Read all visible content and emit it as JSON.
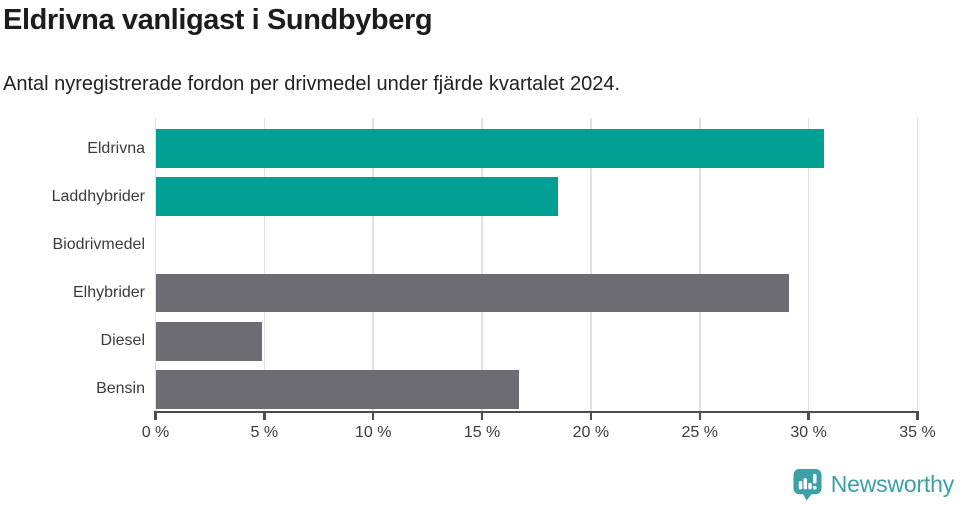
{
  "header": {
    "title": "Eldrivna vanligast i Sundbyberg",
    "subtitle": "Antal nyregistrerade fordon per drivmedel under fjärde kvartalet 2024."
  },
  "chart_data": {
    "type": "bar",
    "orientation": "horizontal",
    "title": "Eldrivna vanligast i Sundbyberg",
    "subtitle": "Antal nyregistrerade fordon per drivmedel under fjärde kvartalet 2024.",
    "categories": [
      "Eldrivna",
      "Laddhybrider",
      "Biodrivmedel",
      "Elhybrider",
      "Diesel",
      "Bensin"
    ],
    "values": [
      30.7,
      18.5,
      0,
      29.1,
      4.9,
      16.7
    ],
    "unit": "%",
    "xlim": [
      0,
      35
    ],
    "xticks": [
      0,
      5,
      10,
      15,
      20,
      25,
      30,
      35
    ],
    "xtick_labels": [
      "0 %",
      "5 %",
      "10 %",
      "15 %",
      "20 %",
      "25 %",
      "30 %",
      "35 %"
    ],
    "bar_colors": [
      "#00a092",
      "#00a092",
      "#00a092",
      "#6c6c72",
      "#6c6c72",
      "#6c6c72"
    ],
    "grid": "vertical-only",
    "legend": "none"
  },
  "colors": {
    "accent_teal": "#00a092",
    "neutral_gray": "#6c6c72",
    "gridline": "#e1e1e1",
    "axis": "#4d4d4d",
    "text": "#3b3b3b",
    "brand_teal": "#3c9fa6"
  },
  "footer": {
    "brand": "Newsworthy"
  }
}
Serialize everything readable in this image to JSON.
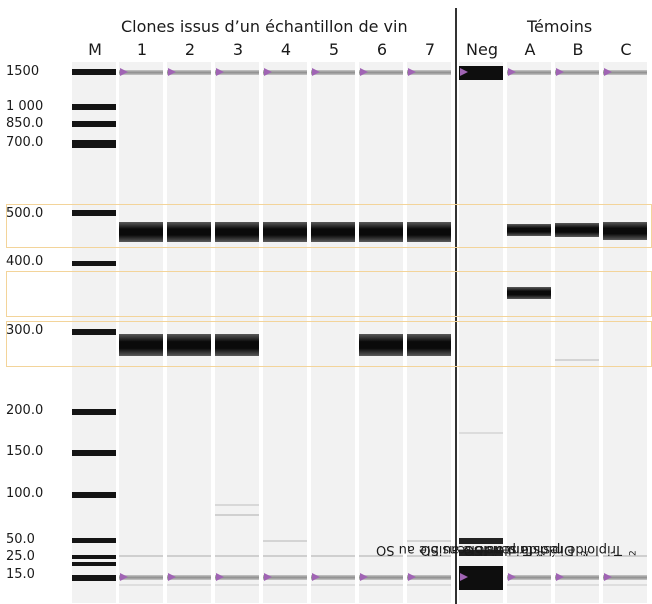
{
  "header": {
    "group1_title": "Clones issus d’un  échantillon de vin",
    "group2_title": "Témoins"
  },
  "lanes": [
    {
      "label": "M"
    },
    {
      "label": "1"
    },
    {
      "label": "2"
    },
    {
      "label": "3"
    },
    {
      "label": "4"
    },
    {
      "label": "5"
    },
    {
      "label": "6"
    },
    {
      "label": "7"
    },
    {
      "label": "Neg"
    },
    {
      "label": "A"
    },
    {
      "label": "B"
    },
    {
      "label": "C"
    }
  ],
  "ladder_sizes": [
    "1500",
    "1 000",
    "850.0",
    "700.0",
    "500.0",
    "400.0",
    "300.0",
    "200.0",
    "150.0",
    "100.0",
    "50.0",
    "25.0",
    "15.0"
  ],
  "controls": [
    {
      "lane": "A",
      "text": "Triploïde sensible au SO",
      "sub": "2"
    },
    {
      "lane": "B",
      "text": "Diploïde sensible au SO",
      "sub": "2"
    },
    {
      "lane": "C",
      "text": "Triploïde résistant au SO",
      "sub": "2"
    }
  ],
  "colors": {
    "lane_background": "#f2f2f2",
    "band": "#111111",
    "marker_triangle": "#a064b4",
    "highlight_box": "#f3d49a",
    "separator": "#333333"
  }
}
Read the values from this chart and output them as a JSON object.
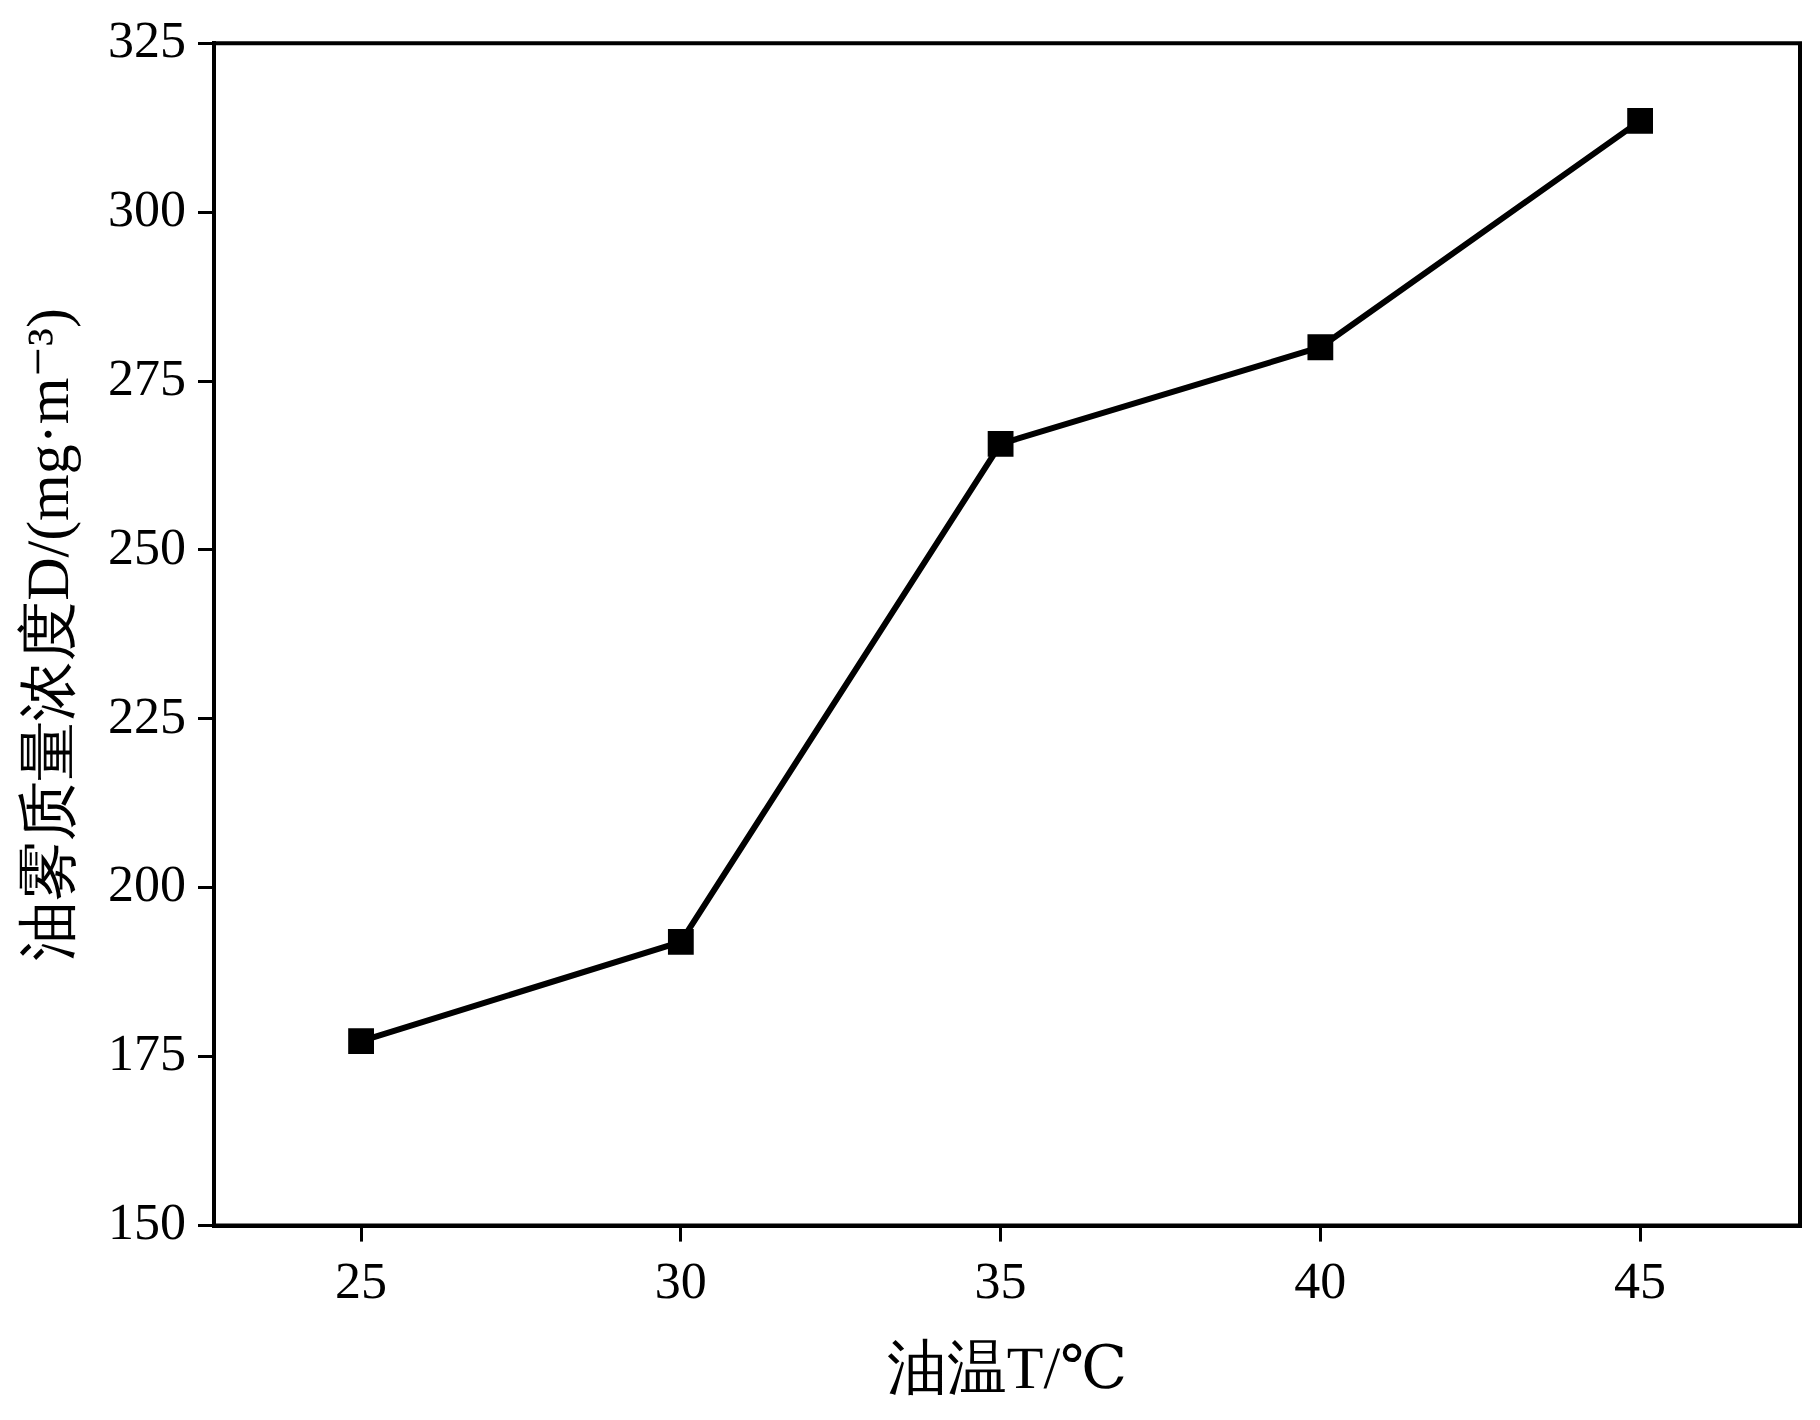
{
  "chart_data": {
    "type": "line",
    "xlabel": "油温T/℃",
    "ylabel": "油雾质量浓度D/(mg·m⁻³)",
    "x": [
      25,
      30,
      35,
      40,
      45
    ],
    "series": [
      {
        "color": "#000000",
        "values": [
          177.3,
          192,
          265.7,
          280,
          313.5
        ]
      }
    ],
    "xlim": [
      22.7,
      47.5
    ],
    "xticks": [
      25,
      30,
      35,
      40,
      45
    ],
    "ylim": [
      150,
      325
    ],
    "yticks": [
      150,
      175,
      200,
      225,
      250,
      275,
      300,
      325
    ],
    "grid": false,
    "legend": false,
    "marker": "square",
    "line_style": "solid"
  }
}
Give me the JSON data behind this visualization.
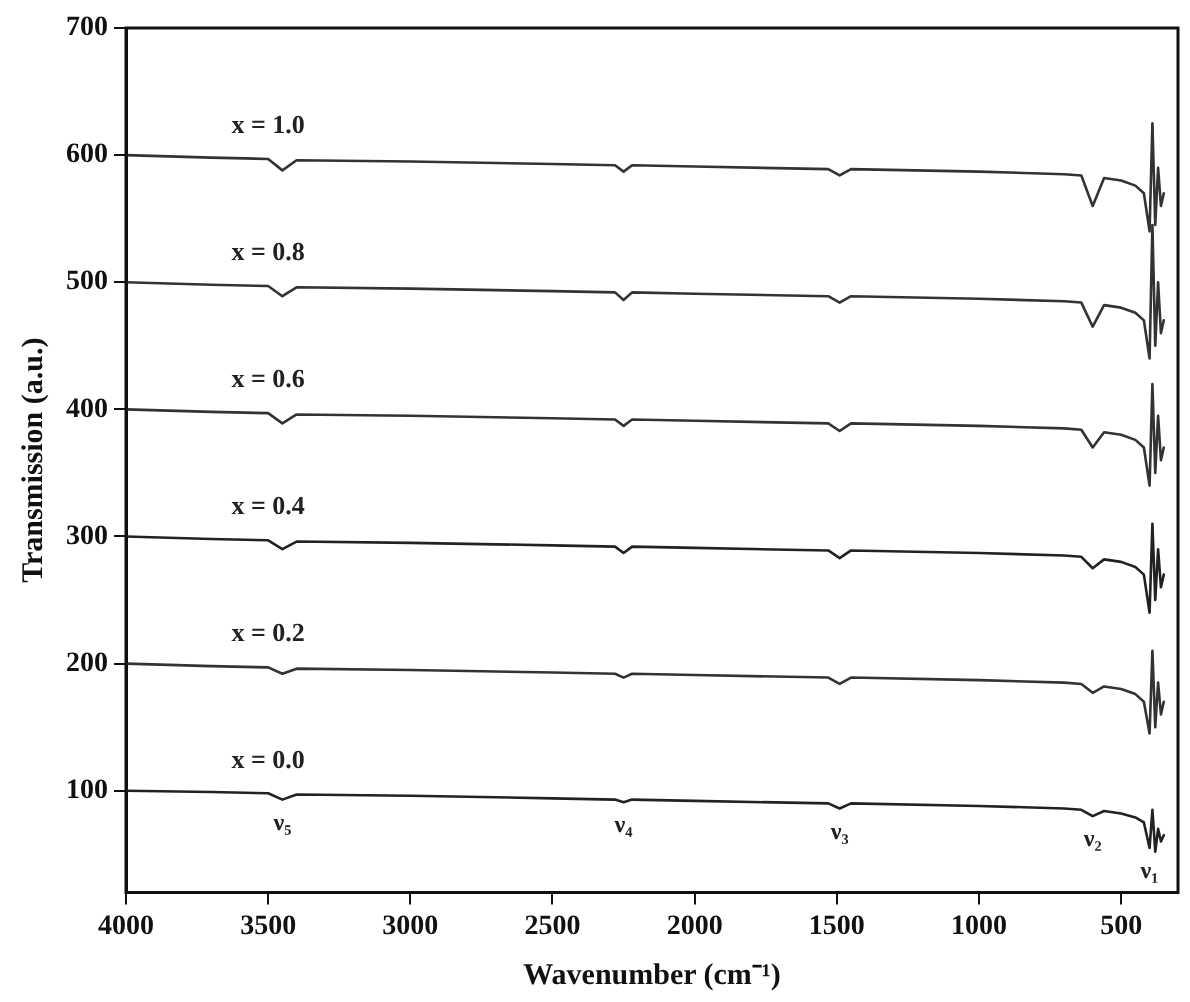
{
  "chart_data": {
    "type": "line",
    "xlabel": "Wavenumber (cm⁻¹)",
    "ylabel": "Transmission (a.u.)",
    "x": [
      4000,
      3700,
      3500,
      3450,
      3400,
      3000,
      2500,
      2280,
      2250,
      2220,
      2000,
      1530,
      1490,
      1450,
      1000,
      700,
      640,
      600,
      560,
      500,
      450,
      420,
      400,
      390,
      380,
      370,
      360,
      350
    ],
    "series": [
      {
        "name": "x = 1.0",
        "color": "#333333",
        "values": [
          600,
          598,
          597,
          588,
          596,
          595,
          593,
          592,
          587,
          592,
          591,
          589,
          584,
          589,
          587,
          585,
          584,
          560,
          582,
          580,
          576,
          570,
          540,
          625,
          545,
          590,
          560,
          570
        ]
      },
      {
        "name": "x = 0.8",
        "color": "#333333",
        "values": [
          500,
          498,
          497,
          489,
          496,
          495,
          493,
          492,
          486,
          492,
          491,
          489,
          484,
          489,
          487,
          485,
          484,
          465,
          482,
          480,
          476,
          470,
          440,
          545,
          450,
          500,
          460,
          470
        ]
      },
      {
        "name": "x = 0.6",
        "color": "#333333",
        "values": [
          400,
          398,
          397,
          389,
          396,
          395,
          393,
          392,
          387,
          392,
          391,
          389,
          383,
          389,
          387,
          385,
          384,
          370,
          382,
          380,
          376,
          370,
          340,
          420,
          350,
          395,
          360,
          370
        ]
      },
      {
        "name": "x = 0.4",
        "color": "#222222",
        "values": [
          300,
          298,
          297,
          290,
          296,
          295,
          293,
          292,
          287,
          292,
          291,
          289,
          283,
          289,
          287,
          285,
          284,
          275,
          282,
          280,
          276,
          270,
          240,
          310,
          250,
          290,
          260,
          270
        ]
      },
      {
        "name": "x = 0.2",
        "color": "#333333",
        "values": [
          200,
          198,
          197,
          192,
          196,
          195,
          193,
          192,
          189,
          192,
          191,
          189,
          184,
          189,
          187,
          185,
          184,
          177,
          182,
          180,
          176,
          170,
          145,
          210,
          150,
          185,
          160,
          170
        ]
      },
      {
        "name": "x = 0.0",
        "color": "#222222",
        "values": [
          100,
          99,
          98,
          93,
          97,
          96,
          94,
          93,
          91,
          93,
          92,
          90,
          86,
          90,
          88,
          86,
          85,
          80,
          84,
          82,
          79,
          75,
          55,
          85,
          52,
          70,
          60,
          65
        ]
      }
    ],
    "xlim": [
      4000,
      300
    ],
    "xticks": [
      4000,
      3500,
      3000,
      2500,
      2000,
      1500,
      1000,
      500
    ],
    "ylim": [
      20,
      700
    ],
    "yticks": [
      100,
      200,
      300,
      400,
      500,
      600,
      700
    ],
    "annotations": [
      {
        "text": "ν₅",
        "x": 3450,
        "y": 93
      },
      {
        "text": "ν₄",
        "x": 2250,
        "y": 91
      },
      {
        "text": "ν₃",
        "x": 1490,
        "y": 86
      },
      {
        "text": "ν₂",
        "x": 600,
        "y": 80
      },
      {
        "text": "ν₁",
        "x": 400,
        "y": 55
      }
    ],
    "grid": false,
    "legend": false,
    "marker": "none",
    "line_style": "solid"
  }
}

□ □ □ □ □

Short exercise:
Report each line in the preceding entries that holds the string "fordon".

Finished answer:
    "subtitle": "Antal nyregistrerade fordon per drivmedel under fjärde kvartalet 2024."
    "subtitle": "Antal nyregistrerade fordon per drivmedel under fjärde kvartalet 2024.",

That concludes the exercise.